Required work: Show every line containing "offering" by copying it.

Data supplied:
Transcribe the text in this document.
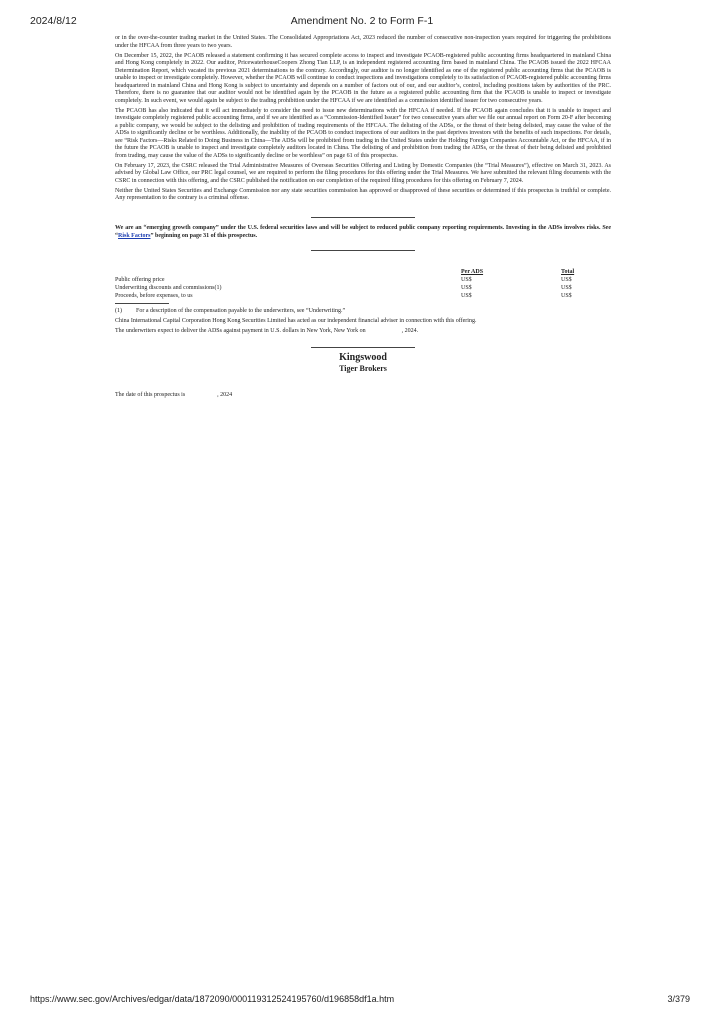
2024/8/12	Amendment No. 2 to Form F-1

or in the over-the-counter trading market in the United States. The Consolidated Appropriations Act, 2023 reduced the number of consecutive non-inspection years required for triggering the prohibitions under the HFCAA from three years to two years.

On December 15, 2022, the PCAOB released a statement confirming it has secured complete access to inspect and investigate PCAOB-registered public accounting firms headquartered in mainland China and Hong Kong completely in 2022. Our auditor, PricewaterhouseCoopers Zhong Tian LLP, is an independent registered accounting firm based in mainland China. The PCAOB issued the 2022 HFCAA Determination Report, which vacated its previous 2021 determinations to the contrary. Accordingly, our auditor is no longer identified as one of the registered public accounting firms that the PCAOB is unable to inspect or investigate completely. However, whether the PCAOB will continue to conduct inspections and investigations completely to its satisfaction of PCAOB-registered public accounting firms headquartered in mainland China and Hong Kong is subject to uncertainty and depends on a number of factors out of our, and our auditor’s, control, including positions taken by authorities of the PRC. Therefore, there is no guarantee that our auditor would not be identified again by the PCAOB in the future as a registered public accounting firm that the PCAOB is unable to inspect or investigate completely. In such event, we would again be subject to the trading prohibition under the HFCAA if we are identified as a commission identified issuer for two consecutive years.

The PCAOB has also indicated that it will act immediately to consider the need to issue new determinations with the HFCAA if needed. If the PCAOB again concludes that it is unable to inspect and investigate completely registered public accounting firms, and if we are identified as a “Commission-Identified Issuer” for two consecutive years after we file our annual report on Form 20-F after becoming a public company, we would be subject to the delisting and prohibition of trading requirements of the HFCAA. The delisting of the ADSs, or the threat of their being delisted, may cause the value of the ADSs to significantly decline or be worthless. Additionally, the inability of the PCAOB to conduct inspections of our auditors in the past deprives investors with the benefits of such inspections. For details, see “Risk Factors—Risks Related to Doing Business in China—The ADSs will be prohibited from trading in the United States under the Holding Foreign Companies Accountable Act, or the HFCAA, if in the future the PCAOB is unable to inspect and investigate completely auditors located in China. The delisting of and prohibition from trading the ADSs, or the threat of their being delisted and prohibited from trading, may cause the value of the ADSs to significantly decline or be worthless” on page 61 of this prospectus.

On February 17, 2023, the CSRC released the Trial Administrative Measures of Overseas Securities Offering and Listing by Domestic Companies (the “Trial Measures”), effective on March 31, 2023. As advised by Global Law Office, our PRC legal counsel, we are required to perform the filing procedures for this offering under the Trial Measures. We have submitted the relevant filing documents with the CSRC in connection with this offering, and the CSRC published the notification on our completion of the required filing procedures for this offering on February 7, 2024.

Neither the United States Securities and Exchange Commission nor any state securities commission has approved or disapproved of these securities or determined if this prospectus is truthful or complete. Any representation to the contrary is a criminal offense.

We are an “emerging growth company” under the U.S. federal securities laws and will be subject to reduced public company reporting requirements. Investing in the ADSs involves risks. See “Risk Factors” beginning on page 31 of this prospectus.

	Per ADS	Total
Public offering price	US$	US$
Underwriting discounts and commissions(1)	US$	US$
Proceeds, before expenses, to us	US$	US$

(1) For a description of the compensation payable to the underwriters, see “Underwriting.”

China International Capital Corporation Hong Kong Securities Limited has acted as our independent financial adviser in connection with this offering.

The underwriters expect to deliver the ADSs against payment in U.S. dollars in New York, New York on	, 2024.

Kingswood
Tiger Brokers

The date of this prospectus is	, 2024

https://www.sec.gov/Archives/edgar/data/1872090/000119312524195760/d196858df1a.htm	3/379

Output of the task:
On February 17, 2023, the CSRC released the Trial Administrative Measures of Overseas Securities Offering and Listing by Domestic Companies (the “Trial Measures”), effective on March 31, 2023. As advised by Global Law Office, our PRC legal counsel, we are required to perform the filing procedures for this offering under the Trial Measures. We have submitted the relevant filing documents with the CSRC in connection with this offering, and the CSRC published the notification on our completion of the required filing procedures for this offering on February 7, 2024.
Public offering price	US$	US$
China International Capital Corporation Hong Kong Securities Limited has acted as our independent financial adviser in connection with this offering.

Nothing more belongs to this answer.